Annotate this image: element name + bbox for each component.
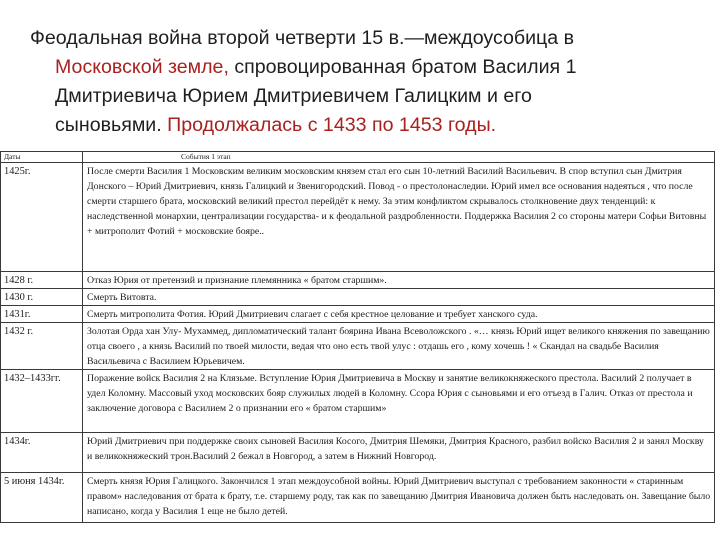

== == ==

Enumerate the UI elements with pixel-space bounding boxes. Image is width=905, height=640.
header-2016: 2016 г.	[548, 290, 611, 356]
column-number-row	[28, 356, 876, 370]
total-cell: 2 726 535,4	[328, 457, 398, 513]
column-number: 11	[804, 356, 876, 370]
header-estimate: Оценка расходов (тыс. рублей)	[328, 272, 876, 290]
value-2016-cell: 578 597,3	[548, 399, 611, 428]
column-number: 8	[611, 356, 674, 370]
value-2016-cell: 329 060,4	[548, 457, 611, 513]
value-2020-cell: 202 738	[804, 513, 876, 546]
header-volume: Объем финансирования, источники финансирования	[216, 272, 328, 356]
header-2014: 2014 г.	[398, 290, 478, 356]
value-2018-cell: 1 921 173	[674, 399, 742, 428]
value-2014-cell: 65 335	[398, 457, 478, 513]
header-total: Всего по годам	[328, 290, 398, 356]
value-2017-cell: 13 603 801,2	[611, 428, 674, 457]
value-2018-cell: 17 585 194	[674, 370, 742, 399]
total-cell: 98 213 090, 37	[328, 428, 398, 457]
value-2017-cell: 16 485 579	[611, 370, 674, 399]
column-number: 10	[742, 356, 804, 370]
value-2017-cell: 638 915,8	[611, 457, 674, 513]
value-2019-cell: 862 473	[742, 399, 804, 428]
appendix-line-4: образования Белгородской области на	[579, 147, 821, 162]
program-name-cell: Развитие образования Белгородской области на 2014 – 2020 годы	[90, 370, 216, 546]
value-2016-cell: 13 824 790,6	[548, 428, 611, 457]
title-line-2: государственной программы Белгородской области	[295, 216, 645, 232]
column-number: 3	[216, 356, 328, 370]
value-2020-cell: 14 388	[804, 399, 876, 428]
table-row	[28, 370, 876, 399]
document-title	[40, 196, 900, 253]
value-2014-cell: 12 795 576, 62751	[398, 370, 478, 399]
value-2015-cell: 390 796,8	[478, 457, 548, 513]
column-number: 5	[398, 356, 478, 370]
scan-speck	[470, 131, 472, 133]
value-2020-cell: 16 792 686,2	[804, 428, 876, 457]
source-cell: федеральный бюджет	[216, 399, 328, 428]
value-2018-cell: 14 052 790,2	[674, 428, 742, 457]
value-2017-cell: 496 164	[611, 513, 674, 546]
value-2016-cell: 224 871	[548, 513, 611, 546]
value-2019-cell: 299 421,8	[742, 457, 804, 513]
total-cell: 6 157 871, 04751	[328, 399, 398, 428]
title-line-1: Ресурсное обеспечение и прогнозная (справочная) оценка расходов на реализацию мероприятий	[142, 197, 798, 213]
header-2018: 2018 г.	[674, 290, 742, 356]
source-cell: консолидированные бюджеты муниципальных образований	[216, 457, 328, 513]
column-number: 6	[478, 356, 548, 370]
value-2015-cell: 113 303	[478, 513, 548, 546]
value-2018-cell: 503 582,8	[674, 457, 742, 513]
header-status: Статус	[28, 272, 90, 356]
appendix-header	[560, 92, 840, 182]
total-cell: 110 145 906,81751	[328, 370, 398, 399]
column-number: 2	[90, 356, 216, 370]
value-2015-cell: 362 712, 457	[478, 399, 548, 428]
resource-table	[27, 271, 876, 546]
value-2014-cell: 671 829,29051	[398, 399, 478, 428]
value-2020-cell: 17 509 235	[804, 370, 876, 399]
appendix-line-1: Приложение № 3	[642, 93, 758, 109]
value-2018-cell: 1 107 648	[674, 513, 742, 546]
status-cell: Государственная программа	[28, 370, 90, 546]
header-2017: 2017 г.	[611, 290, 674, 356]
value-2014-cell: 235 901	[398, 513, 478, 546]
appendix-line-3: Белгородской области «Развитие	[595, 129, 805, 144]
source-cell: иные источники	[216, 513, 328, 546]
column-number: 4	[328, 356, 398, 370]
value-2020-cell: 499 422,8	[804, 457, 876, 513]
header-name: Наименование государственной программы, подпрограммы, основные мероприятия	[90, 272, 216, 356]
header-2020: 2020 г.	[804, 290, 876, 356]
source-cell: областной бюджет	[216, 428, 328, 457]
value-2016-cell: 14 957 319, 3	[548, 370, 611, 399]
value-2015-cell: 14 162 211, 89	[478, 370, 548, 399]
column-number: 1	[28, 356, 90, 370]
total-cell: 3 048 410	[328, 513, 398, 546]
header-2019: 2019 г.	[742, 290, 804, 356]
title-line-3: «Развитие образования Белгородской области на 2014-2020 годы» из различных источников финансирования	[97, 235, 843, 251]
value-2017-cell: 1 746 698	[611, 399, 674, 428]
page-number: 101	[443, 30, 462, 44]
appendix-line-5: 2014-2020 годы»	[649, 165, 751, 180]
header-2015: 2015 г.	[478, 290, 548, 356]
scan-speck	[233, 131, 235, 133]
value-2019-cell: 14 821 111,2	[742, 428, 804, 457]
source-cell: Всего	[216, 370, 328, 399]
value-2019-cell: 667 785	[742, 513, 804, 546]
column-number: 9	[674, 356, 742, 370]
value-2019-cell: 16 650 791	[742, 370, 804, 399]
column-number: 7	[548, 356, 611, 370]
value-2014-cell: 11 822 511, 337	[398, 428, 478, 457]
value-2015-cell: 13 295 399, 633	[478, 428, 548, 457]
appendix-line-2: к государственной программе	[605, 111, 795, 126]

== == ==

▸ **Written exercise**:
Reproduce the rows verbatim, beginning with the line that contains "Enumerate the UI" and ending with the line that contains "value-2014-cell: 12 795", both included.

▸ **Result below**:
Enumerate the UI elements with pixel-space bounding boxes. Image is width=905, height=640.
header-2016: 2016 г.	[548, 290, 611, 356]
column-number-row	[28, 356, 876, 370]
total-cell: 2 726 535,4	[328, 457, 398, 513]
column-number: 11	[804, 356, 876, 370]
header-estimate: Оценка расходов (тыс. рублей)	[328, 272, 876, 290]
value-2016-cell: 578 597,3	[548, 399, 611, 428]
column-number: 8	[611, 356, 674, 370]
value-2016-cell: 329 060,4	[548, 457, 611, 513]
value-2020-cell: 202 738	[804, 513, 876, 546]
header-volume: Объем финансирования, источники финансирования	[216, 272, 328, 356]
header-2014: 2014 г.	[398, 290, 478, 356]
value-2018-cell: 1 921 173	[674, 399, 742, 428]
value-2014-cell: 65 335	[398, 457, 478, 513]
header-total: Всего по годам	[328, 290, 398, 356]
value-2017-cell: 13 603 801,2	[611, 428, 674, 457]
value-2018-cell: 17 585 194	[674, 370, 742, 399]
total-cell: 98 213 090, 37	[328, 428, 398, 457]
value-2017-cell: 16 485 579	[611, 370, 674, 399]
column-number: 10	[742, 356, 804, 370]
value-2017-cell: 638 915,8	[611, 457, 674, 513]
value-2019-cell: 862 473	[742, 399, 804, 428]
appendix-line-4: образования Белгородской области на	[579, 147, 821, 162]
program-name-cell: Развитие образования Белгородской области на 2014 – 2020 годы	[90, 370, 216, 546]
value-2016-cell: 13 824 790,6	[548, 428, 611, 457]
title-line-2: государственной программы Белгородской области	[295, 216, 645, 232]
column-number: 3	[216, 356, 328, 370]
value-2020-cell: 14 388	[804, 399, 876, 428]
table-row	[28, 370, 876, 399]
document-title	[40, 196, 900, 253]
value-2014-cell: 12 795 576, 62751	[398, 370, 478, 399]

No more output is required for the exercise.